=== Materials provided ===

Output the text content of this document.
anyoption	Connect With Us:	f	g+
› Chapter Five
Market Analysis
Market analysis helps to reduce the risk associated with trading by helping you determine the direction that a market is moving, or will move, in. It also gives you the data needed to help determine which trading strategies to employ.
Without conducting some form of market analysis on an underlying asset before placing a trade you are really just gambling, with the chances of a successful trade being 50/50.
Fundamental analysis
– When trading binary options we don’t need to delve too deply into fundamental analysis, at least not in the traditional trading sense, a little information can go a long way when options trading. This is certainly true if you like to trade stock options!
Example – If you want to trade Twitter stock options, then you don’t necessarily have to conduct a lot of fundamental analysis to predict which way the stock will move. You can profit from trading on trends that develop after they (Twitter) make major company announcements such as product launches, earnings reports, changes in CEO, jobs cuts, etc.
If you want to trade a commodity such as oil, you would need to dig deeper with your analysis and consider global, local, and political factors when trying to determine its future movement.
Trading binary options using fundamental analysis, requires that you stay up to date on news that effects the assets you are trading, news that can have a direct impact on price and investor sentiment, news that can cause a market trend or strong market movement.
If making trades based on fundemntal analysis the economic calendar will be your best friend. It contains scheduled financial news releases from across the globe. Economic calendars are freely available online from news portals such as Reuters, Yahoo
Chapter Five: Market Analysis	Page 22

===

Aim of the task: Find each line holding "Chapter". Copy it out.

Written response:
› Chapter Five
Chapter Five: Market Analysis	Page 22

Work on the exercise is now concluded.